[start]
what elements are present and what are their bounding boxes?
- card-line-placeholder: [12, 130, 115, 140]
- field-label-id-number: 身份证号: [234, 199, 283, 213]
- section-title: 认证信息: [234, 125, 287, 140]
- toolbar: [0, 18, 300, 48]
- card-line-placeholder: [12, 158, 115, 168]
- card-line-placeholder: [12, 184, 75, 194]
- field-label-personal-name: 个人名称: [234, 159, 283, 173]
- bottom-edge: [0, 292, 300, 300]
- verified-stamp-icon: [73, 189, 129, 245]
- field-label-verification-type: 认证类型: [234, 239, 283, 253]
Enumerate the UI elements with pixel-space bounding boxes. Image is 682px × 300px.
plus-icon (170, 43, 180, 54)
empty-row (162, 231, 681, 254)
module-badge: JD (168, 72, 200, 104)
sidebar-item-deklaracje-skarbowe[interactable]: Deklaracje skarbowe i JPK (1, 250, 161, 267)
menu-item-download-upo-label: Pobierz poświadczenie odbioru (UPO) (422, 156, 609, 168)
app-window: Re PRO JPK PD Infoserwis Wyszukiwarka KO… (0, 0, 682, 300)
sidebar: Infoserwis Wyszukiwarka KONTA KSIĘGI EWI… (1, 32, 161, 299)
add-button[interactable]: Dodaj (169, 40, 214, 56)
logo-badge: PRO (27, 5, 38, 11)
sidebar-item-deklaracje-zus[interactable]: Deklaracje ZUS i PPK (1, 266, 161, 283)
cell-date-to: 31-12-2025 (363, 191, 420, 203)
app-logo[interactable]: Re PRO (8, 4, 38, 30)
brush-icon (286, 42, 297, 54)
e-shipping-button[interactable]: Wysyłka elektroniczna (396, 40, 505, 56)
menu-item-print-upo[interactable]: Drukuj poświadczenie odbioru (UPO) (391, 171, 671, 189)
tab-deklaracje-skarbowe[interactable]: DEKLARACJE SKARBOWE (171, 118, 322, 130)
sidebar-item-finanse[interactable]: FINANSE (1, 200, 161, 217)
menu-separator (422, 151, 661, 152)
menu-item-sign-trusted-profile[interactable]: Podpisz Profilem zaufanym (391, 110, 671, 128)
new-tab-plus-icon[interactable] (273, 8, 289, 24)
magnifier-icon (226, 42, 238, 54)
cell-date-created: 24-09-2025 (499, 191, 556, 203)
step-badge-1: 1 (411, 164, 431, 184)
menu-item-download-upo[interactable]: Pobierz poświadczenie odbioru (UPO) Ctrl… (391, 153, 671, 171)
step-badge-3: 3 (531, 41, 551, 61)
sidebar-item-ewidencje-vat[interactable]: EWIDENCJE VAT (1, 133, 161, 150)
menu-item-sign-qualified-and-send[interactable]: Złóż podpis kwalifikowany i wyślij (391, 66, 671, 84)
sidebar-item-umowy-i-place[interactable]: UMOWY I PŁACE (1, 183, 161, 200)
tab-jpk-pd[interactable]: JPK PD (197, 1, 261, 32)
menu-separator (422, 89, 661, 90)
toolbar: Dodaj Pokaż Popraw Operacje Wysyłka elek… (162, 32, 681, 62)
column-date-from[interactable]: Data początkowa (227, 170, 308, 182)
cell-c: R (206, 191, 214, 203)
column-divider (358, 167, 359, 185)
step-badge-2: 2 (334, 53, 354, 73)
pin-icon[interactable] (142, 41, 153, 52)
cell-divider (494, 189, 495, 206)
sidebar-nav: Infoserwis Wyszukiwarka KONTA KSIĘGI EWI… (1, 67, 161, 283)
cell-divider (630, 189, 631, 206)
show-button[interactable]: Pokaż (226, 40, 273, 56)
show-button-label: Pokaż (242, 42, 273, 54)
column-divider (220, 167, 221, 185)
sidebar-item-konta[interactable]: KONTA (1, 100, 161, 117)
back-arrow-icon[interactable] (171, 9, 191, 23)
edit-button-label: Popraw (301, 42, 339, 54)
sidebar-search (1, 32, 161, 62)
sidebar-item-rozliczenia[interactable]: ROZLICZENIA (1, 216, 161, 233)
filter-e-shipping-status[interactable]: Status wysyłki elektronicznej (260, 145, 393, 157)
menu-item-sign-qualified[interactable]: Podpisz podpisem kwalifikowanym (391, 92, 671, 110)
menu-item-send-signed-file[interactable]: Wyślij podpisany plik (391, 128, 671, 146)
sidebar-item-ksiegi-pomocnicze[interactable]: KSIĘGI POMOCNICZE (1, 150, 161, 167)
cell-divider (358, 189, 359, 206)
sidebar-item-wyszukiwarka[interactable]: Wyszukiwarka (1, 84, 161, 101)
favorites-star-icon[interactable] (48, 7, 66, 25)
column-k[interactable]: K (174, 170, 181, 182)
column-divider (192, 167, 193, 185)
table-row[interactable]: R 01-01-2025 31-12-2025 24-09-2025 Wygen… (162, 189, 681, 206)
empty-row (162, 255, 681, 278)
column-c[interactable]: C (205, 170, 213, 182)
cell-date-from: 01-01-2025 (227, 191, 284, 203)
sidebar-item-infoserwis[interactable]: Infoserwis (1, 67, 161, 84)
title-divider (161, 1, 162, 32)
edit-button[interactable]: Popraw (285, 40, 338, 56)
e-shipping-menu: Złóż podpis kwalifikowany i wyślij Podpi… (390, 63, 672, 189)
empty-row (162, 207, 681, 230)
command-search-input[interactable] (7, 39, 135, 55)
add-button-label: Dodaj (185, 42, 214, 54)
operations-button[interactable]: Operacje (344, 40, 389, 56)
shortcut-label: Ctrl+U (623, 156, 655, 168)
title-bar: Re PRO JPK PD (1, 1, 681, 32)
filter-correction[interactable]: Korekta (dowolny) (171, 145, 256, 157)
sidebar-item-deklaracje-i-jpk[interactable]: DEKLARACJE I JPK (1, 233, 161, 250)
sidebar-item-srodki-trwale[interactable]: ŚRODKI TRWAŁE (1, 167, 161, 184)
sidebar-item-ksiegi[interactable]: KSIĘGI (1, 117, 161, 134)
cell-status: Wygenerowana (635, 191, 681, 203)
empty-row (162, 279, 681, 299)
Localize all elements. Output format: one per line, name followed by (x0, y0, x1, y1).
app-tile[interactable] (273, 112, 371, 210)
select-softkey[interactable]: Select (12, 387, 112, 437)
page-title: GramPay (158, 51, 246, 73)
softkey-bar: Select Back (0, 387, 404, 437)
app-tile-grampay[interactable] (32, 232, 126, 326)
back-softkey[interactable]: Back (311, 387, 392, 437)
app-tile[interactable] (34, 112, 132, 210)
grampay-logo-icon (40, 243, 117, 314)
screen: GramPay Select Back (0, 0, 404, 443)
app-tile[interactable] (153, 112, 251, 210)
[end]
- _Written instruction_: Can you rewrite the data above with every "card-line-placeholder" changed to "text-line-placeholder" and nothing else altered?

- _Exercise result_:
what elements are present and what are their bounding boxes?
- text-line-placeholder: [12, 130, 115, 140]
- field-label-id-number: 身份证号: [234, 199, 283, 213]
- section-title: 认证信息: [234, 125, 287, 140]
- toolbar: [0, 18, 300, 48]
- text-line-placeholder: [12, 158, 115, 168]
- text-line-placeholder: [12, 184, 75, 194]
- field-label-personal-name: 个人名称: [234, 159, 283, 173]
- bottom-edge: [0, 292, 300, 300]
- verified-stamp-icon: [73, 189, 129, 245]
- field-label-verification-type: 认证类型: [234, 239, 283, 253]
Enumerate the UI elements with pixel-space bounding boxes. Image is 682px × 300px.
plus-icon (170, 43, 180, 54)
empty-row (162, 231, 681, 254)
module-badge: JD (168, 72, 200, 104)
sidebar-item-deklaracje-skarbowe[interactable]: Deklaracje skarbowe i JPK (1, 250, 161, 267)
menu-item-download-upo-label: Pobierz poświadczenie odbioru (UPO) (422, 156, 609, 168)
app-window: Re PRO JPK PD Infoserwis Wyszukiwarka KO… (0, 0, 682, 300)
sidebar: Infoserwis Wyszukiwarka KONTA KSIĘGI EWI… (1, 32, 161, 299)
add-button[interactable]: Dodaj (169, 40, 214, 56)
logo-badge: PRO (27, 5, 38, 11)
sidebar-item-deklaracje-zus[interactable]: Deklaracje ZUS i PPK (1, 266, 161, 283)
cell-date-to: 31-12-2025 (363, 191, 420, 203)
app-logo[interactable]: Re PRO (8, 4, 38, 30)
brush-icon (286, 42, 297, 54)
e-shipping-button[interactable]: Wysyłka elektroniczna (396, 40, 505, 56)
menu-item-print-upo[interactable]: Drukuj poświadczenie odbioru (UPO) (391, 171, 671, 189)
tab-deklaracje-skarbowe[interactable]: DEKLARACJE SKARBOWE (171, 118, 322, 130)
sidebar-item-finanse[interactable]: FINANSE (1, 200, 161, 217)
menu-separator (422, 151, 661, 152)
menu-item-sign-trusted-profile[interactable]: Podpisz Profilem zaufanym (391, 110, 671, 128)
new-tab-plus-icon[interactable] (273, 8, 289, 24)
magnifier-icon (226, 42, 238, 54)
cell-date-created: 24-09-2025 (499, 191, 556, 203)
step-badge-1: 1 (411, 164, 431, 184)
menu-item-download-upo[interactable]: Pobierz poświadczenie odbioru (UPO) Ctrl… (391, 153, 671, 171)
step-badge-3: 3 (531, 41, 551, 61)
sidebar-item-ewidencje-vat[interactable]: EWIDENCJE VAT (1, 133, 161, 150)
menu-item-sign-qualified-and-send[interactable]: Złóż podpis kwalifikowany i wyślij (391, 66, 671, 84)
sidebar-item-umowy-i-place[interactable]: UMOWY I PŁACE (1, 183, 161, 200)
tab-jpk-pd[interactable]: JPK PD (197, 1, 261, 32)
menu-separator (422, 89, 661, 90)
toolbar: Dodaj Pokaż Popraw Operacje Wysyłka elek… (162, 32, 681, 62)
column-date-from[interactable]: Data początkowa (227, 170, 308, 182)
cell-c: R (206, 191, 214, 203)
column-divider (358, 167, 359, 185)
step-badge-2: 2 (334, 53, 354, 73)
pin-icon[interactable] (142, 41, 153, 52)
cell-divider (494, 189, 495, 206)
sidebar-nav: Infoserwis Wyszukiwarka KONTA KSIĘGI EWI… (1, 67, 161, 283)
cell-divider (630, 189, 631, 206)
show-button[interactable]: Pokaż (226, 40, 273, 56)
show-button-label: Pokaż (242, 42, 273, 54)
column-divider (220, 167, 221, 185)
sidebar-item-konta[interactable]: KONTA (1, 100, 161, 117)
back-arrow-icon[interactable] (171, 9, 191, 23)
edit-button-label: Popraw (301, 42, 339, 54)
sidebar-search (1, 32, 161, 62)
sidebar-item-rozliczenia[interactable]: ROZLICZENIA (1, 216, 161, 233)
filter-e-shipping-status[interactable]: Status wysyłki elektronicznej (260, 145, 393, 157)
menu-item-sign-qualified[interactable]: Podpisz podpisem kwalifikowanym (391, 92, 671, 110)
menu-item-send-signed-file[interactable]: Wyślij podpisany plik (391, 128, 671, 146)
sidebar-item-ksiegi-pomocnicze[interactable]: KSIĘGI POMOCNICZE (1, 150, 161, 167)
cell-divider (358, 189, 359, 206)
sidebar-item-wyszukiwarka[interactable]: Wyszukiwarka (1, 84, 161, 101)
favorites-star-icon[interactable] (48, 7, 66, 25)
column-k[interactable]: K (174, 170, 181, 182)
column-divider (192, 167, 193, 185)
table-row[interactable]: R 01-01-2025 31-12-2025 24-09-2025 Wygen… (162, 189, 681, 206)
empty-row (162, 255, 681, 278)
column-c[interactable]: C (205, 170, 213, 182)
cell-date-from: 01-01-2025 (227, 191, 284, 203)
sidebar-item-infoserwis[interactable]: Infoserwis (1, 67, 161, 84)
title-divider (161, 1, 162, 32)
edit-button[interactable]: Popraw (285, 40, 338, 56)
e-shipping-menu: Złóż podpis kwalifikowany i wyślij Podpi… (390, 63, 672, 189)
empty-row (162, 207, 681, 230)
command-search-input[interactable] (7, 39, 135, 55)
add-button-label: Dodaj (185, 42, 214, 54)
operations-button[interactable]: Operacje (344, 40, 389, 56)
shortcut-label: Ctrl+U (623, 156, 655, 168)
title-bar: Re PRO JPK PD (1, 1, 681, 32)
filter-correction[interactable]: Korekta (dowolny) (171, 145, 256, 157)
sidebar-item-deklaracje-i-jpk[interactable]: DEKLARACJE I JPK (1, 233, 161, 250)
sidebar-item-srodki-trwale[interactable]: ŚRODKI TRWAŁE (1, 167, 161, 184)
sidebar-item-ksiegi[interactable]: KSIĘGI (1, 117, 161, 134)
cell-status: Wygenerowana (635, 191, 681, 203)
empty-row (162, 279, 681, 299)
Localize all elements. Output format: one per line, name followed by (x0, y0, x1, y1).
app-tile[interactable] (273, 112, 371, 210)
select-softkey[interactable]: Select (12, 387, 112, 437)
page-title: GramPay (158, 51, 246, 73)
softkey-bar: Select Back (0, 387, 404, 437)
app-tile-grampay[interactable] (32, 232, 126, 326)
back-softkey[interactable]: Back (311, 387, 392, 437)
app-tile[interactable] (34, 112, 132, 210)
grampay-logo-icon (40, 243, 117, 314)
screen: GramPay Select Back (0, 0, 404, 443)
app-tile[interactable] (153, 112, 251, 210)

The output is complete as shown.